Collection entries
··········

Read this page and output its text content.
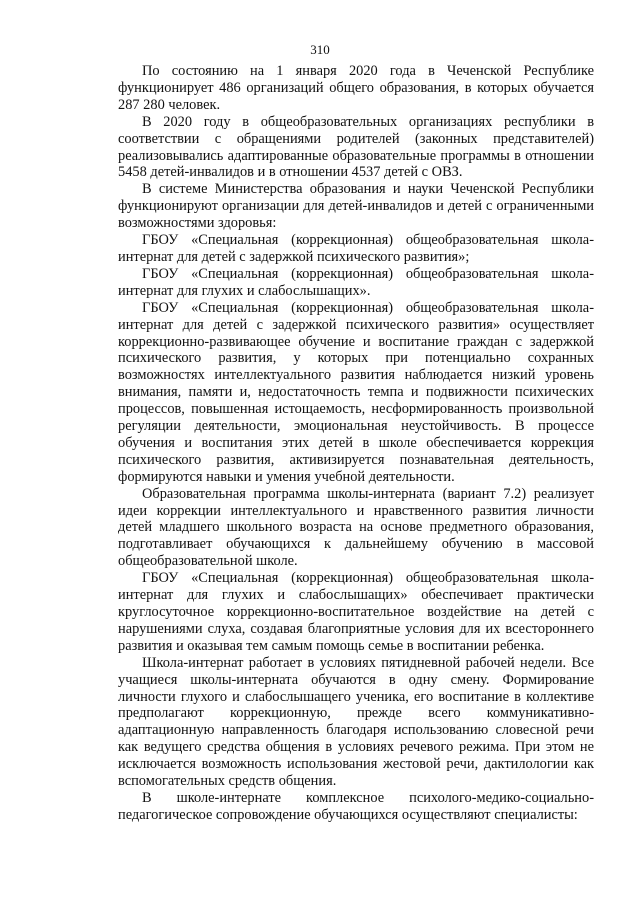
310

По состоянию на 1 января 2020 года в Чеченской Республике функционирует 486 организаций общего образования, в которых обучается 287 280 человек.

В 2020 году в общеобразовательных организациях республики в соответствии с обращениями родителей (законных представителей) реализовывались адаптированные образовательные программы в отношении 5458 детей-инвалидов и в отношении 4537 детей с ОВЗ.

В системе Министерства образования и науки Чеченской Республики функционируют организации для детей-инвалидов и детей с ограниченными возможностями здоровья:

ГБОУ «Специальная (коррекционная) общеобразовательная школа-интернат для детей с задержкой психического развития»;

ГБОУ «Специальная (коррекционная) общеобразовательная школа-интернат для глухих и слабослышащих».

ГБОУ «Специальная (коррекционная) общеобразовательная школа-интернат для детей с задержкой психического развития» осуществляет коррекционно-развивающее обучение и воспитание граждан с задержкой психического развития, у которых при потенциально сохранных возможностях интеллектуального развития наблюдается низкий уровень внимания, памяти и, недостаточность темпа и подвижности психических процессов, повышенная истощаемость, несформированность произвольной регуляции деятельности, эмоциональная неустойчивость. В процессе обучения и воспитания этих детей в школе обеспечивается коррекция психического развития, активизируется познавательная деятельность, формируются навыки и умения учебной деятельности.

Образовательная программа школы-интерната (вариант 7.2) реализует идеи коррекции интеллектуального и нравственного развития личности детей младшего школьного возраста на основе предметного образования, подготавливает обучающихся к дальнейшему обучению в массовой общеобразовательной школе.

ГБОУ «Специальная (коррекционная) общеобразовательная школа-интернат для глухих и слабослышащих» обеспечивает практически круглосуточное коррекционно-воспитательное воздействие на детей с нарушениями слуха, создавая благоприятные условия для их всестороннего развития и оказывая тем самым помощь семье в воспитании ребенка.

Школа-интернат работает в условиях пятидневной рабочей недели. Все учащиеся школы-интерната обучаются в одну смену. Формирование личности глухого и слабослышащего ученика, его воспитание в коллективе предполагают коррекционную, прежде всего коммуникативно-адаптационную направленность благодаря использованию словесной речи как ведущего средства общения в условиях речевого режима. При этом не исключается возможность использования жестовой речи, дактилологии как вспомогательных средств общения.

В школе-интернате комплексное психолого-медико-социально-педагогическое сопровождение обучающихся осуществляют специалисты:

··········

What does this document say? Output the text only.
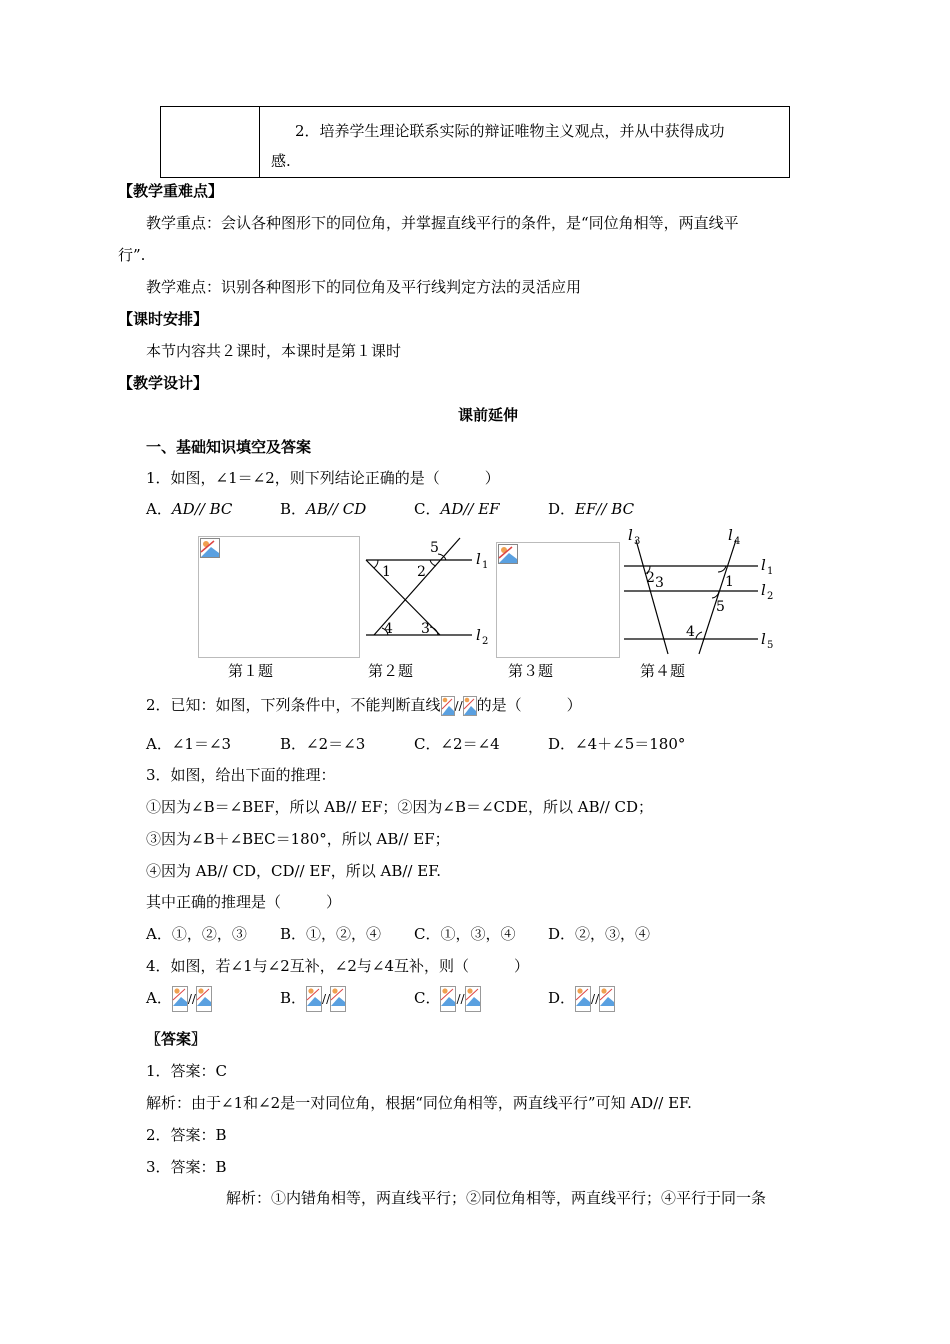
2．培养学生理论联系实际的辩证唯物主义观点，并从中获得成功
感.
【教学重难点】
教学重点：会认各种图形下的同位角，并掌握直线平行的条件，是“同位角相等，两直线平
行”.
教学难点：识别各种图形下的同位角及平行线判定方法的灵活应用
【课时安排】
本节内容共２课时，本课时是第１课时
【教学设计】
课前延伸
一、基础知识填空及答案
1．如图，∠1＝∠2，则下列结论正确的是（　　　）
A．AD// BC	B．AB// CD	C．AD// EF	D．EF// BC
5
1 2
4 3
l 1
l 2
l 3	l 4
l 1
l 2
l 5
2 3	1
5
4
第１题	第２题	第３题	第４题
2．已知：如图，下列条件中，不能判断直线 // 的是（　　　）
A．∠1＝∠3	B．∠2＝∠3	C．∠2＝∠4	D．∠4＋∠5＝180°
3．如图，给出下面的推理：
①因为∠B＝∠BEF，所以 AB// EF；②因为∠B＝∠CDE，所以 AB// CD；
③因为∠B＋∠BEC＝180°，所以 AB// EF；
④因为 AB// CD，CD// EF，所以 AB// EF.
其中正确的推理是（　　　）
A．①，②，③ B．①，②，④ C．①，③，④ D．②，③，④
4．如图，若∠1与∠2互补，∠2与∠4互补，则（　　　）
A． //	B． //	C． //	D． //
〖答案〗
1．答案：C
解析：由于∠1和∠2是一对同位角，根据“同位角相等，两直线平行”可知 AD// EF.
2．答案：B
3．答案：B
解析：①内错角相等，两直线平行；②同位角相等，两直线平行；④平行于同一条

··········

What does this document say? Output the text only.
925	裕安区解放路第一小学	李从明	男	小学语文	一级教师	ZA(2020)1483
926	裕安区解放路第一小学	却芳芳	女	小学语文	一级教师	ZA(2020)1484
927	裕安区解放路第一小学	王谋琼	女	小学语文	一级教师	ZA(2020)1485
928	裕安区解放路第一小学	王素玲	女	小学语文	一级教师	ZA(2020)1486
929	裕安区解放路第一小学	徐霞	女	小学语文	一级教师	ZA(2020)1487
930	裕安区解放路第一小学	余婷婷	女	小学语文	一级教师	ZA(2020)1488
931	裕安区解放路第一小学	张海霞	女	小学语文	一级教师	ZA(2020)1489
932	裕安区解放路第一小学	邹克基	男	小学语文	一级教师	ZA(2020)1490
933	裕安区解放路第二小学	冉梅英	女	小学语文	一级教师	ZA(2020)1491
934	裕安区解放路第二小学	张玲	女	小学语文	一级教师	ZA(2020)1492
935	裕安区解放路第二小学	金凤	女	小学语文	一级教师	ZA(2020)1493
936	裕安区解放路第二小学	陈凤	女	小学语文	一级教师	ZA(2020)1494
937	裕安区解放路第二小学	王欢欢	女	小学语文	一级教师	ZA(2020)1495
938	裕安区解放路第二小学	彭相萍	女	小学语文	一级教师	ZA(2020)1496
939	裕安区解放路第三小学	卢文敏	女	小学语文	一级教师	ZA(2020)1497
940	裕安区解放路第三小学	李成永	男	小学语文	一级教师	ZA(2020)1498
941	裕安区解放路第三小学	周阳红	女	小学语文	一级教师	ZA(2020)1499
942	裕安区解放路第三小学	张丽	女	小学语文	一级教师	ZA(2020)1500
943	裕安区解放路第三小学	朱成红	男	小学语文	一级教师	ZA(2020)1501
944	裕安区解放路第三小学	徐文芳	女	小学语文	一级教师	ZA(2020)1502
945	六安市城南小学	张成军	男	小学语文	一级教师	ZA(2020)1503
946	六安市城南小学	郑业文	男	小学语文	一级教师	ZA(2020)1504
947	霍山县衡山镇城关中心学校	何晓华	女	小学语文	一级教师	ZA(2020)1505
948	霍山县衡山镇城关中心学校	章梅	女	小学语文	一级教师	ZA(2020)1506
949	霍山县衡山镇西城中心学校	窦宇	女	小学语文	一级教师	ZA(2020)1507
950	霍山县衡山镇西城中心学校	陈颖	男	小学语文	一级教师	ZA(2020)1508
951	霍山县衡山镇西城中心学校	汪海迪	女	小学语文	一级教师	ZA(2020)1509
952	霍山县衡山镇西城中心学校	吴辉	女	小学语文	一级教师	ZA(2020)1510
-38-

··········

### Written problem:
Read through the data and copy every line where "коррекционно" shows up.

### Written response:
ГБОУ «Специальная (коррекционная) общеобразовательная школа-интернат для детей с задержкой психического развития» осуществляет коррекционно-развивающее обучение и воспитание граждан с задержкой психического развития, у которых при потенциально сохранных возможностях интеллектуального развития наблюдается низкий уровень внимания, памяти и, недостаточность темпа и подвижности психических процессов, повышенная истощаемость, несформированность произвольной регуляции деятельности, эмоциональная неустойчивость. В процессе обучения и воспитания этих детей в школе обеспечивается коррекция психического развития, активизируется познавательная деятельность, формируются навыки и умения учебной деятельности.
ГБОУ «Специальная (коррекционная) общеобразовательная школа-интернат для глухих и слабослышащих» обеспечивает практически круглосуточное коррекционно-воспитательное воздействие на детей с нарушениями слуха, создавая благоприятные условия для их всестороннего развития и оказывая тем самым помощь семье в воспитании ребенка.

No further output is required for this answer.